Extracted data entries
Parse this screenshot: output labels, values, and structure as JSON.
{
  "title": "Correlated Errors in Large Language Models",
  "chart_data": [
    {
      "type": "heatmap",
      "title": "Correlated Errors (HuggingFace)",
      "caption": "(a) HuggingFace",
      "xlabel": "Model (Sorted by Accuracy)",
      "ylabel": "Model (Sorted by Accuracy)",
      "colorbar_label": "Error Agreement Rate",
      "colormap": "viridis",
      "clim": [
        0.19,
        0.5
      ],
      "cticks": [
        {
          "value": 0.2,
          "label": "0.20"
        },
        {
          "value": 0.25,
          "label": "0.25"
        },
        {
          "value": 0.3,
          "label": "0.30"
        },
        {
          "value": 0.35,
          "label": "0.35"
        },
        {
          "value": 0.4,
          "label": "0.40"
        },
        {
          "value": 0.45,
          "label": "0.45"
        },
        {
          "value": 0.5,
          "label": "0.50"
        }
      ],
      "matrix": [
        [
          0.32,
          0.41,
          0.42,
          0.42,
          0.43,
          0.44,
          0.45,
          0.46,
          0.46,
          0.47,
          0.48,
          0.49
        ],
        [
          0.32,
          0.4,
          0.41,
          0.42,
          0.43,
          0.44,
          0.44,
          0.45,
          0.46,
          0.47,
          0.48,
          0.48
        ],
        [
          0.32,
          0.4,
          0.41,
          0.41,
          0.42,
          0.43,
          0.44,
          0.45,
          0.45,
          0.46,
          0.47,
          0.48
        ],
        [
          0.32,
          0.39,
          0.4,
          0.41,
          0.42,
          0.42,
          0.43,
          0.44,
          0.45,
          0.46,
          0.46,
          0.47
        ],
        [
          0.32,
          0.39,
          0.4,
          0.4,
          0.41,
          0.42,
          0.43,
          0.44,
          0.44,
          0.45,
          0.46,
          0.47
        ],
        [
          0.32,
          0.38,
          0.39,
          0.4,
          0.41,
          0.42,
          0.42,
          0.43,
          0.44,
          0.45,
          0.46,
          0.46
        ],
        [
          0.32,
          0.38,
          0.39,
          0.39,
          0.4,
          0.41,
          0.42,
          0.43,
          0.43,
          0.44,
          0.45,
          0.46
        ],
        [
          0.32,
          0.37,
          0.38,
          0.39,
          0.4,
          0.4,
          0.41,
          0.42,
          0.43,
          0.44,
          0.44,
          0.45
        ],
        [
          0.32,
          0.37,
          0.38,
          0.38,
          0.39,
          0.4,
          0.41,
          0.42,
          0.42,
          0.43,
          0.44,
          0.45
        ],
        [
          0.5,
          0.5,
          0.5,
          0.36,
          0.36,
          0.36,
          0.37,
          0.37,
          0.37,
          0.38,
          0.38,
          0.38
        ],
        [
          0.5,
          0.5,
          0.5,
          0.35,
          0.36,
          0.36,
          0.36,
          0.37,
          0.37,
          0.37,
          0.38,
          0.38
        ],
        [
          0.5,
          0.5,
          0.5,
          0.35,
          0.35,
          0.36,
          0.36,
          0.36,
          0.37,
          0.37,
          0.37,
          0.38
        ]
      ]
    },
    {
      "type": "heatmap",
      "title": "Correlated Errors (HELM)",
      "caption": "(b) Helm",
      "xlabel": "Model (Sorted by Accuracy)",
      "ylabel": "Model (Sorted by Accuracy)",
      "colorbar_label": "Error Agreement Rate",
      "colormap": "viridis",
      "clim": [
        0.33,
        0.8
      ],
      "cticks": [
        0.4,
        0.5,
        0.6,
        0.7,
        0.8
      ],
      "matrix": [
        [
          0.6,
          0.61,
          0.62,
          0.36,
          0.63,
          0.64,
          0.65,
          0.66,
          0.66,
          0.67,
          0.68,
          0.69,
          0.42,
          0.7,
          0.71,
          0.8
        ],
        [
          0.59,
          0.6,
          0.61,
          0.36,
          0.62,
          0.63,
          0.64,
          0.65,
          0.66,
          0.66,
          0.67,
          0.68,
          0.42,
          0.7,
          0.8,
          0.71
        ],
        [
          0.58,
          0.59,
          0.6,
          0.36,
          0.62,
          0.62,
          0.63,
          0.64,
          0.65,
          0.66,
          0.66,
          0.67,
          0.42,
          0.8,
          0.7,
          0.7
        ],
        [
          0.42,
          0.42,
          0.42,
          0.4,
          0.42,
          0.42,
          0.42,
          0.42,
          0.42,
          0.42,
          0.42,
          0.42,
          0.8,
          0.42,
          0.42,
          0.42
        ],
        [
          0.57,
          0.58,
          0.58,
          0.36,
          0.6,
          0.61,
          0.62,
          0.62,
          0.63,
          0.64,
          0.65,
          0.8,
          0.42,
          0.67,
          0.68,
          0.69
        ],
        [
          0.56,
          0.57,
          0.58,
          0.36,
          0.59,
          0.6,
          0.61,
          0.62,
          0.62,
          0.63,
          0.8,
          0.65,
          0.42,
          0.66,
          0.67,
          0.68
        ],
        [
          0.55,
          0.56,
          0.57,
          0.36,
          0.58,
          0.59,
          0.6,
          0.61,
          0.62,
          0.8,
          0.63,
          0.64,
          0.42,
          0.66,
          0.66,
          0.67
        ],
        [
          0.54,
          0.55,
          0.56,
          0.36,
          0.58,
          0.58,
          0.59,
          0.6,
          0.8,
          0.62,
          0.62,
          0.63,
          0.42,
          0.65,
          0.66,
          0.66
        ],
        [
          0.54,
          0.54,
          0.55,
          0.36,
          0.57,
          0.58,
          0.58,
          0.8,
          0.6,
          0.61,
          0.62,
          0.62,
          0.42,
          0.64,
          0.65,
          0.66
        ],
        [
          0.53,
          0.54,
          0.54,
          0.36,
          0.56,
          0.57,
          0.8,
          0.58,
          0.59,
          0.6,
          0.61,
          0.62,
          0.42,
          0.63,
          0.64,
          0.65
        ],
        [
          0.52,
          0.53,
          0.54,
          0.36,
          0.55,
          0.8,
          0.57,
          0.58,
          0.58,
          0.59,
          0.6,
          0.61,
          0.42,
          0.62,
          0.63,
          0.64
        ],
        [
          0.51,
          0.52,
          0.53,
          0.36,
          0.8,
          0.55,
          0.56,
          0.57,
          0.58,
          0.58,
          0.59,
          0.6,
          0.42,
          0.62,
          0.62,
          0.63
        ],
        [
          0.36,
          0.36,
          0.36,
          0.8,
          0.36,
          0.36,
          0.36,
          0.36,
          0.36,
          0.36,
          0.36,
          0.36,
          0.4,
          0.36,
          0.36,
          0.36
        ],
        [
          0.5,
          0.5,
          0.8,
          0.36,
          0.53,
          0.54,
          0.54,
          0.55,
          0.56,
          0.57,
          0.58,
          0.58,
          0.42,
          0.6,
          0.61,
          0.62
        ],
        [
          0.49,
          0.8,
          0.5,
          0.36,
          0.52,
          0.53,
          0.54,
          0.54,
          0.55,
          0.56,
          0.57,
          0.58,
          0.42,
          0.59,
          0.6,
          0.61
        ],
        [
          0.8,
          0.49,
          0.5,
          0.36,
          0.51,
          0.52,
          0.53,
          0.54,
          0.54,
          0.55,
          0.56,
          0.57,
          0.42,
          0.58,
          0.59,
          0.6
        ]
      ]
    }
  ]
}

### WORK REQUIRED
Where a line in the material contains "caption", copy that line.

### RESULT
      "caption": "(a) HuggingFace",
      "caption": "(b) Helm",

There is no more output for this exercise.